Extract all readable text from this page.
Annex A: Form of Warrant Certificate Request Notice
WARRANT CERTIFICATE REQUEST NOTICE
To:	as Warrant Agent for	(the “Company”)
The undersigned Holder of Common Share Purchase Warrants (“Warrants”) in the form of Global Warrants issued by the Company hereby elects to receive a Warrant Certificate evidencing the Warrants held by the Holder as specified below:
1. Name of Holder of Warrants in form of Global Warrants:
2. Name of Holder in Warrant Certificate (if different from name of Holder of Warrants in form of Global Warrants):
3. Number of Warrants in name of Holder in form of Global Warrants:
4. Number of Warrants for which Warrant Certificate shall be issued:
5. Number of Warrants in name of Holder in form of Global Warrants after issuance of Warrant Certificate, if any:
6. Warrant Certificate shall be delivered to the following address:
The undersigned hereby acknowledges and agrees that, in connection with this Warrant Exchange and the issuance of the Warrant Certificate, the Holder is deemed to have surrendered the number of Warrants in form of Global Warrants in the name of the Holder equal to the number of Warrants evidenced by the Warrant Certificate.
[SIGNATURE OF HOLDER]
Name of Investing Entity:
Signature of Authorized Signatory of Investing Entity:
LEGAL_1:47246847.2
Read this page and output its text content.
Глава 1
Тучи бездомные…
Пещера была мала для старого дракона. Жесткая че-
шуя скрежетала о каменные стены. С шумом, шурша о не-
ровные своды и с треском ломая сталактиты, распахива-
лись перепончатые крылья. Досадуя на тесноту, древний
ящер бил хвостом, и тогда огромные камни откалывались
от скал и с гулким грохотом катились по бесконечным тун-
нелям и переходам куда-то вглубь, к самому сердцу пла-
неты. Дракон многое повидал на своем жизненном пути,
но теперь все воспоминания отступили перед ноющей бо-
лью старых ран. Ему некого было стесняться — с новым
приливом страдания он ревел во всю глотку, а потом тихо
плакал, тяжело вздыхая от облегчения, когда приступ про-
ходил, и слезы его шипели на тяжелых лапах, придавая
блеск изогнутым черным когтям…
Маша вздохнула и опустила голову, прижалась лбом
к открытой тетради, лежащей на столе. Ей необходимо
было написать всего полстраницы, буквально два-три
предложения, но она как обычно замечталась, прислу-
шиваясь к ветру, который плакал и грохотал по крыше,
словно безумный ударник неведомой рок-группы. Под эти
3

== Given problem ==
Exactly reproduce the lines from the one containing "Read this page and output its text content." through the end of the records, and only those lines.

== The result ==
Read this page and output its text content.
Глава 1
Тучи бездомные…
Пещера была мала для старого дракона. Жесткая че-
шуя скрежетала о каменные стены. С шумом, шурша о не-
ровные своды и с треском ломая сталактиты, распахива-
лись перепончатые крылья. Досадуя на тесноту, древний
ящер бил хвостом, и тогда огромные камни откалывались
от скал и с гулким грохотом катились по бесконечным тун-
нелям и переходам куда-то вглубь, к самому сердцу пла-
неты. Дракон многое повидал на своем жизненном пути,
но теперь все воспоминания отступили перед ноющей бо-
лью старых ран. Ему некого было стесняться — с новым
приливом страдания он ревел во всю глотку, а потом тихо
плакал, тяжело вздыхая от облегчения, когда приступ про-
ходил, и слезы его шипели на тяжелых лапах, придавая
блеск изогнутым черным когтям…
Маша вздохнула и опустила голову, прижалась лбом
к открытой тетради, лежащей на столе. Ей необходимо
было написать всего полстраницы, буквально два-три
предложения, но она как обычно замечталась, прислу-
шиваясь к ветру, который плакал и грохотал по крыше,
словно безумный ударник неведомой рок-группы. Под эти
3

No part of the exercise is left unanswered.